# Aim
Would you quote the material below in full and unchanged?

# Dataset
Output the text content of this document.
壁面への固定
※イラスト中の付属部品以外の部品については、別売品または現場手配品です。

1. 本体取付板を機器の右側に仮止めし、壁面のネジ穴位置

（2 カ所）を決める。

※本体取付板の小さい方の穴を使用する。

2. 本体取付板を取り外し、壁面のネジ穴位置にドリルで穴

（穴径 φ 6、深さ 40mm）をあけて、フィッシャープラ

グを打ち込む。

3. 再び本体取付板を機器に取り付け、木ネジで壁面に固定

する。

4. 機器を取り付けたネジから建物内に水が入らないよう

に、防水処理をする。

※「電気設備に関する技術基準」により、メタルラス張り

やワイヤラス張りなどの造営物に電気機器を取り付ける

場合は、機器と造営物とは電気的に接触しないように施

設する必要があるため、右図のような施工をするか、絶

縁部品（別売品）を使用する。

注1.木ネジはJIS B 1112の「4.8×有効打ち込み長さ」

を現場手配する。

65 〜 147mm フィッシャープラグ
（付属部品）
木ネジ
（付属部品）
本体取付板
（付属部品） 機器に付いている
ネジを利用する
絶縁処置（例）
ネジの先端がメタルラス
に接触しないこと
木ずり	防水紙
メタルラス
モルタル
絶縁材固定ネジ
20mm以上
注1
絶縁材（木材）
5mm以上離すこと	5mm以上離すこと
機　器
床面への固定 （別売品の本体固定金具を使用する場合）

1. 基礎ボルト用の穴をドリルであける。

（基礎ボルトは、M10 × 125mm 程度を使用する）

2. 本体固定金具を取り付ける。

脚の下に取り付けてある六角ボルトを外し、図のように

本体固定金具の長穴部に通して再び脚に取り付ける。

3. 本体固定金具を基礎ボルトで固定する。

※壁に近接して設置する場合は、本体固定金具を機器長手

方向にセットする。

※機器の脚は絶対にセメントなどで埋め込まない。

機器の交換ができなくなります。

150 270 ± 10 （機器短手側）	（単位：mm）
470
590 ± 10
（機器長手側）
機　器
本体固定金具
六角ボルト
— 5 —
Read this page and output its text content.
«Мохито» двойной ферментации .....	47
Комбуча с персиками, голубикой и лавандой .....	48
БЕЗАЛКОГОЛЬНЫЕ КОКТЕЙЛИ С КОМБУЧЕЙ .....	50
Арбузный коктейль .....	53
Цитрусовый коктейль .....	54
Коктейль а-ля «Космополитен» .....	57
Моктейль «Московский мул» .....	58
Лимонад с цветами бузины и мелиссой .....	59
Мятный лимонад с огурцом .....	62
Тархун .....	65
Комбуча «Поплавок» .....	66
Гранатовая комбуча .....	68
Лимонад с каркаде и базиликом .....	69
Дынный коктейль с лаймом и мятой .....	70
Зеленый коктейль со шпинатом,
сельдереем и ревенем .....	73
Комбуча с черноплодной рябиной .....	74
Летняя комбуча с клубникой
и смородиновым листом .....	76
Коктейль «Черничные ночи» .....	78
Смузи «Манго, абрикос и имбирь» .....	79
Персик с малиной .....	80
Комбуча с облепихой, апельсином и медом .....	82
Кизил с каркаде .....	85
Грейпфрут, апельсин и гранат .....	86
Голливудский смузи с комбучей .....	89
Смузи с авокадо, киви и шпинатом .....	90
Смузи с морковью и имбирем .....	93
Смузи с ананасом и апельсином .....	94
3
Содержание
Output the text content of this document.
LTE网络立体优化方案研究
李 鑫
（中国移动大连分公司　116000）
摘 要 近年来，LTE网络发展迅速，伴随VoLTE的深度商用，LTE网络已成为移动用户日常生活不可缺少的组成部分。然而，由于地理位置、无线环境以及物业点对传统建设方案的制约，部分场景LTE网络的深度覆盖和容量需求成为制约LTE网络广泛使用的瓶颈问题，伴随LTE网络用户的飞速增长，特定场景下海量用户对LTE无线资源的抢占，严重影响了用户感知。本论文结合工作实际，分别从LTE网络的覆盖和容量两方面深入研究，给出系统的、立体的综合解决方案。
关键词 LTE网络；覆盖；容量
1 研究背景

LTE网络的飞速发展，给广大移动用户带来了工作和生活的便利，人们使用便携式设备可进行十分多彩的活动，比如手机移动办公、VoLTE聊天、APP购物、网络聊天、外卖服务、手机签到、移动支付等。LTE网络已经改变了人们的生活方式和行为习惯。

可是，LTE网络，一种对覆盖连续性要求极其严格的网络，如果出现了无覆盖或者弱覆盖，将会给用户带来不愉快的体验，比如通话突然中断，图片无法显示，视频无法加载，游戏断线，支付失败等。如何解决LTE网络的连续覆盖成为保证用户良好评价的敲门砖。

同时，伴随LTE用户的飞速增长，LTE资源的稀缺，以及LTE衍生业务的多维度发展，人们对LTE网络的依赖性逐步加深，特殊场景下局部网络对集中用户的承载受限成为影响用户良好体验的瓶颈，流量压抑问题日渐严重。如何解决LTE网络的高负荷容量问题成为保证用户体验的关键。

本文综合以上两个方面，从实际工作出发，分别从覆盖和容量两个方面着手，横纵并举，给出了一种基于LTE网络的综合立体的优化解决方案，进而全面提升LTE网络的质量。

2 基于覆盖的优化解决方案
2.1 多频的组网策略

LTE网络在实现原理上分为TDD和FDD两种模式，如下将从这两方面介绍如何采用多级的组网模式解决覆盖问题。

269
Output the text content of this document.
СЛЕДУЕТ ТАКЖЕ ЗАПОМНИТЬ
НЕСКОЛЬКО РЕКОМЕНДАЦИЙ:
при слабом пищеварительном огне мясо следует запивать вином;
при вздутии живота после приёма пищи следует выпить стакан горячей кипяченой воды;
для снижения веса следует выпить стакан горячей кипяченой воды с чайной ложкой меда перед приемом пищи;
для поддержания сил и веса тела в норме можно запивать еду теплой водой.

# Exercise solution
Output the text content of this document.
壁面への固定
※イラスト中の付属部品以外の部品については、別売品または現場手配品です。

1. 本体取付板を機器の右側に仮止めし、壁面のネジ穴位置

（2 カ所）を決める。

※本体取付板の小さい方の穴を使用する。

2. 本体取付板を取り外し、壁面のネジ穴位置にドリルで穴

（穴径 φ 6、深さ 40mm）をあけて、フィッシャープラ

グを打ち込む。

3. 再び本体取付板を機器に取り付け、木ネジで壁面に固定

する。

4. 機器を取り付けたネジから建物内に水が入らないよう

に、防水処理をする。

※「電気設備に関する技術基準」により、メタルラス張り

やワイヤラス張りなどの造営物に電気機器を取り付ける

場合は、機器と造営物とは電気的に接触しないように施

設する必要があるため、右図のような施工をするか、絶

縁部品（別売品）を使用する。

注1.木ネジはJIS B 1112の「4.8×有効打ち込み長さ」

を現場手配する。

65 〜 147mm フィッシャープラグ
（付属部品）
木ネジ
（付属部品）
本体取付板
（付属部品） 機器に付いている
ネジを利用する
絶縁処置（例）
ネジの先端がメタルラス
に接触しないこと
木ずり	防水紙
メタルラス
モルタル
絶縁材固定ネジ
20mm以上
注1
絶縁材（木材）
5mm以上離すこと	5mm以上離すこと
機　器
床面への固定 （別売品の本体固定金具を使用する場合）

1. 基礎ボルト用の穴をドリルであける。

（基礎ボルトは、M10 × 125mm 程度を使用する）

2. 本体固定金具を取り付ける。

脚の下に取り付けてある六角ボルトを外し、図のように

本体固定金具の長穴部に通して再び脚に取り付ける。

3. 本体固定金具を基礎ボルトで固定する。

※壁に近接して設置する場合は、本体固定金具を機器長手

方向にセットする。

※機器の脚は絶対にセメントなどで埋め込まない。

機器の交換ができなくなります。

150 270 ± 10 （機器短手側）	（単位：mm）
470
590 ± 10
（機器長手側）
機　器
本体固定金具
六角ボルト
— 5 —
Read this page and output its text content.
«Мохито» двойной ферментации .....	47
Комбуча с персиками, голубикой и лавандой .....	48
БЕЗАЛКОГОЛЬНЫЕ КОКТЕЙЛИ С КОМБУЧЕЙ .....	50
Арбузный коктейль .....	53
Цитрусовый коктейль .....	54
Коктейль а-ля «Космополитен» .....	57
Моктейль «Московский мул» .....	58
Лимонад с цветами бузины и мелиссой .....	59
Мятный лимонад с огурцом .....	62
Тархун .....	65
Комбуча «Поплавок» .....	66
Гранатовая комбуча .....	68
Лимонад с каркаде и базиликом .....	69
Дынный коктейль с лаймом и мятой .....	70
Зеленый коктейль со шпинатом,
сельдереем и ревенем .....	73
Комбуча с черноплодной рябиной .....	74
Летняя комбуча с клубникой
и смородиновым листом .....	76
Коктейль «Черничные ночи» .....	78
Смузи «Манго, абрикос и имбирь» .....	79
Персик с малиной .....	80
Комбуча с облепихой, апельсином и медом .....	82
Кизил с каркаде .....	85
Грейпфрут, апельсин и гранат .....	86
Голливудский смузи с комбучей .....	89
Смузи с авокадо, киви и шпинатом .....	90
Смузи с морковью и имбирем .....	93
Смузи с ананасом и апельсином .....	94
3
Содержание
Output the text content of this document.
LTE网络立体优化方案研究
李 鑫
（中国移动大连分公司　116000）
摘 要 近年来，LTE网络发展迅速，伴随VoLTE的深度商用，LTE网络已成为移动用户日常生活不可缺少的组成部分。然而，由于地理位置、无线环境以及物业点对传统建设方案的制约，部分场景LTE网络的深度覆盖和容量需求成为制约LTE网络广泛使用的瓶颈问题，伴随LTE网络用户的飞速增长，特定场景下海量用户对LTE无线资源的抢占，严重影响了用户感知。本论文结合工作实际，分别从LTE网络的覆盖和容量两方面深入研究，给出系统的、立体的综合解决方案。
关键词 LTE网络；覆盖；容量
1 研究背景

LTE网络的飞速发展，给广大移动用户带来了工作和生活的便利，人们使用便携式设备可进行十分多彩的活动，比如手机移动办公、VoLTE聊天、APP购物、网络聊天、外卖服务、手机签到、移动支付等。LTE网络已经改变了人们的生活方式和行为习惯。

可是，LTE网络，一种对覆盖连续性要求极其严格的网络，如果出现了无覆盖或者弱覆盖，将会给用户带来不愉快的体验，比如通话突然中断，图片无法显示，视频无法加载，游戏断线，支付失败等。如何解决LTE网络的连续覆盖成为保证用户良好评价的敲门砖。

同时，伴随LTE用户的飞速增长，LTE资源的稀缺，以及LTE衍生业务的多维度发展，人们对LTE网络的依赖性逐步加深，特殊场景下局部网络对集中用户的承载受限成为影响用户良好体验的瓶颈，流量压抑问题日渐严重。如何解决LTE网络的高负荷容量问题成为保证用户体验的关键。

本文综合以上两个方面，从实际工作出发，分别从覆盖和容量两个方面着手，横纵并举，给出了一种基于LTE网络的综合立体的优化解决方案，进而全面提升LTE网络的质量。

2 基于覆盖的优化解决方案
2.1 多频的组网策略

LTE网络在实现原理上分为TDD和FDD两种模式，如下将从这两方面介绍如何采用多级的组网模式解决覆盖问题。

269
Output the text content of this document.
СЛЕДУЕТ ТАКЖЕ ЗАПОМНИТЬ
НЕСКОЛЬКО РЕКОМЕНДАЦИЙ:
при слабом пищеварительном огне мясо следует запивать вином;
при вздутии живота после приёма пищи следует выпить стакан горячей кипяченой воды;
для снижения веса следует выпить стакан горячей кипяченой воды с чайной ложкой меда перед приемом пищи;
для поддержания сил и веса тела в норме можно запивать еду теплой водой.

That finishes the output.